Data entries
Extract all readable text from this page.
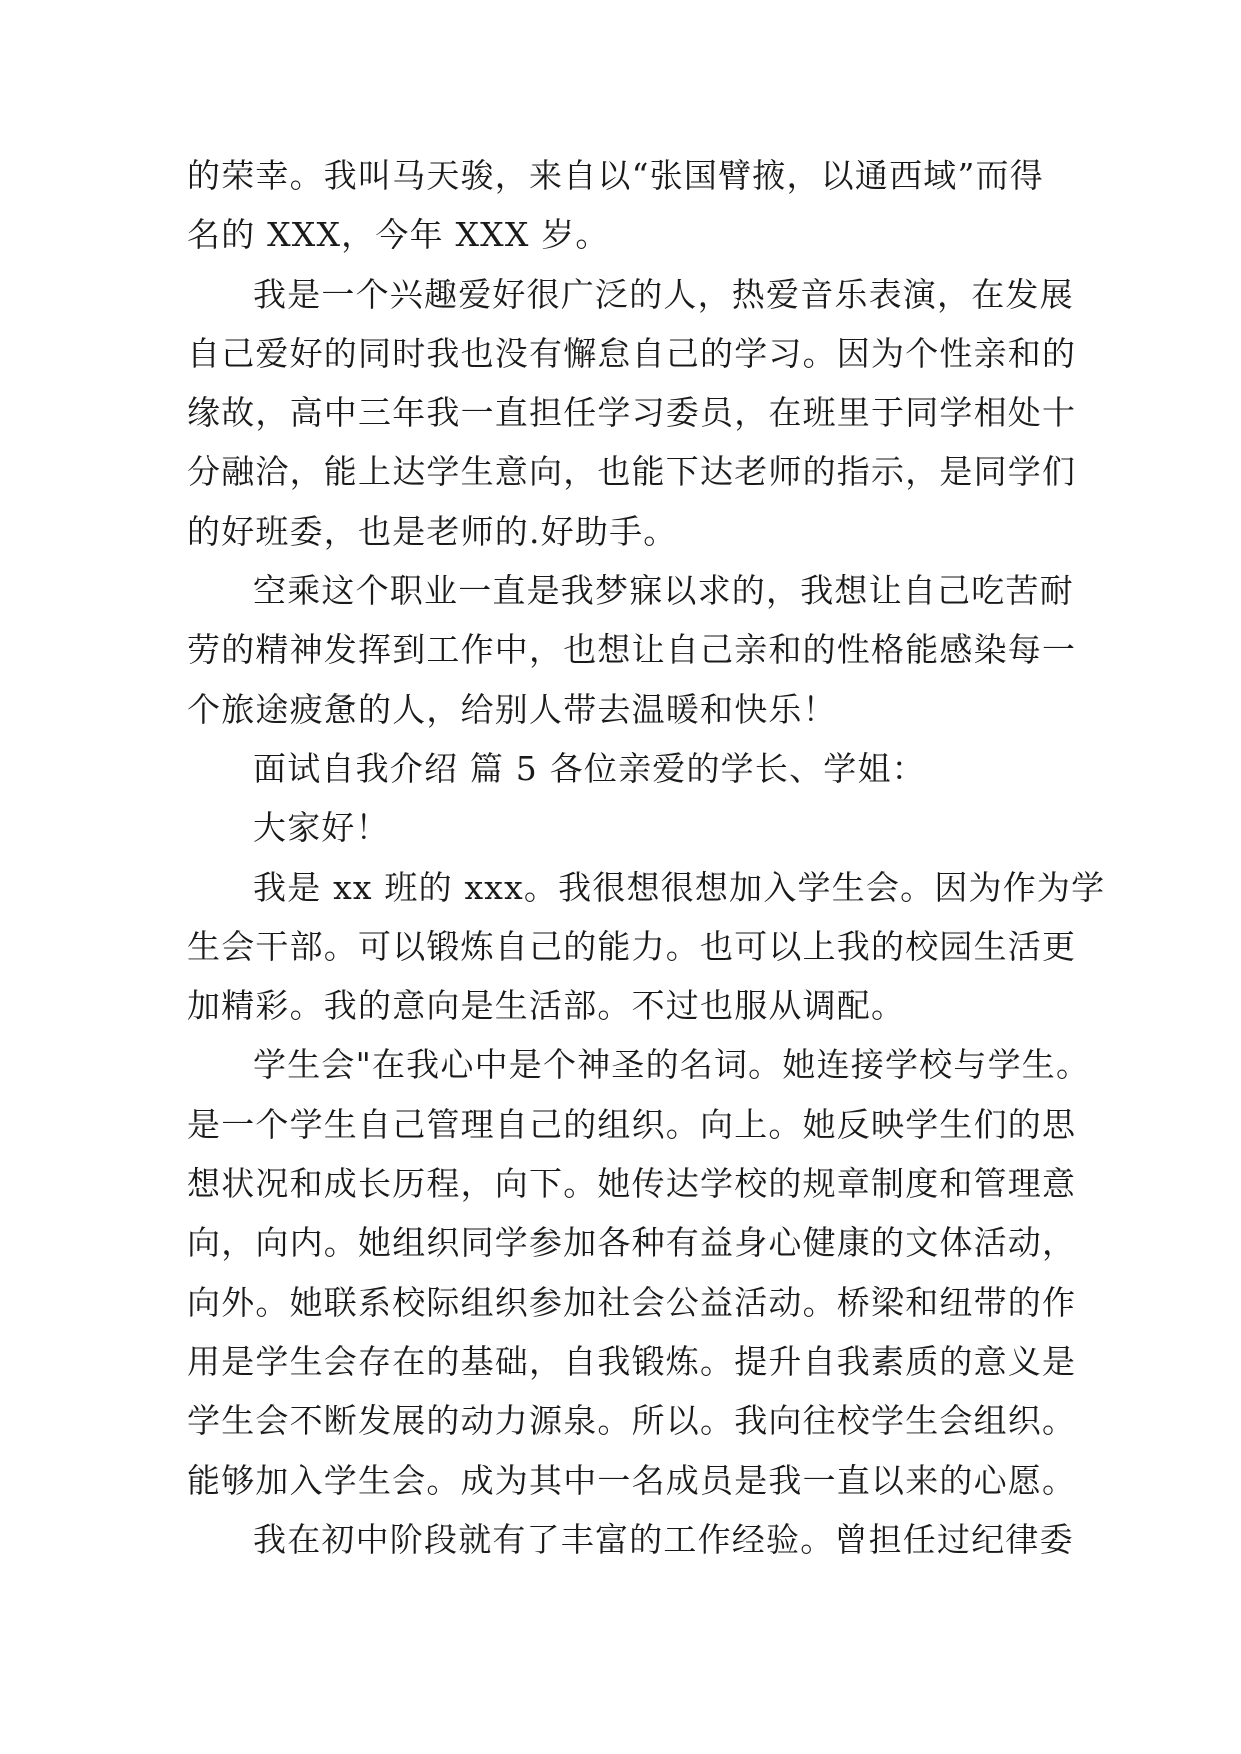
的荣幸。我叫马天骏，来自以“张国臂掖，以通西域”而得
名的 XXX，今年 XXX 岁。
我是一个兴趣爱好很广泛的人，热爱音乐表演，在发展
自己爱好的同时我也没有懈怠自己的学习。因为个性亲和的
缘故，高中三年我一直担任学习委员，在班里于同学相处十
分融洽，能上达学生意向，也能下达老师的指示，是同学们
的好班委，也是老师的.好助手。
空乘这个职业一直是我梦寐以求的，我想让自己吃苦耐
劳的精神发挥到工作中，也想让自己亲和的性格能感染每一
个旅途疲惫的人，给别人带去温暖和快乐！
面试自我介绍 篇 5 各位亲爱的学长、学姐：
大家好！
我是 xx 班的 xxx。我很想很想加入学生会。因为作为学
生会干部。可以锻炼自己的能力。也可以上我的校园生活更
加精彩。我的意向是生活部。不过也服从调配。
学生会"在我心中是个神圣的名词。她连接学校与学生。
是一个学生自己管理自己的组织。向上。她反映学生们的思
想状况和成长历程，向下。她传达学校的规章制度和管理意
向，向内。她组织同学参加各种有益身心健康的文体活动，
向外。她联系校际组织参加社会公益活动。桥梁和纽带的作
用是学生会存在的基础，自我锻炼。提升自我素质的意义是
学生会不断发展的动力源泉。所以。我向往校学生会组织。
能够加入学生会。成为其中一名成员是我一直以来的心愿。
我在初中阶段就有了丰富的工作经验。曾担任过纪律委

_The task_
Return each line exactly as written. Any picture gets left out.

_Full response_
Extract all readable text from this page.
的荣幸。我叫马天骏，来自以“张国臂掖，以通西域”而得
名的 XXX，今年 XXX 岁。
我是一个兴趣爱好很广泛的人，热爱音乐表演，在发展
自己爱好的同时我也没有懈怠自己的学习。因为个性亲和的
缘故，高中三年我一直担任学习委员，在班里于同学相处十
分融洽，能上达学生意向，也能下达老师的指示，是同学们
的好班委，也是老师的.好助手。
空乘这个职业一直是我梦寐以求的，我想让自己吃苦耐
劳的精神发挥到工作中，也想让自己亲和的性格能感染每一
个旅途疲惫的人，给别人带去温暖和快乐！
面试自我介绍 篇 5 各位亲爱的学长、学姐：
大家好！
我是 xx 班的 xxx。我很想很想加入学生会。因为作为学
生会干部。可以锻炼自己的能力。也可以上我的校园生活更
加精彩。我的意向是生活部。不过也服从调配。
学生会"在我心中是个神圣的名词。她连接学校与学生。
是一个学生自己管理自己的组织。向上。她反映学生们的思
想状况和成长历程，向下。她传达学校的规章制度和管理意
向，向内。她组织同学参加各种有益身心健康的文体活动，
向外。她联系校际组织参加社会公益活动。桥梁和纽带的作
用是学生会存在的基础，自我锻炼。提升自我素质的意义是
学生会不断发展的动力源泉。所以。我向往校学生会组织。
能够加入学生会。成为其中一名成员是我一直以来的心愿。
我在初中阶段就有了丰富的工作经验。曾担任过纪律委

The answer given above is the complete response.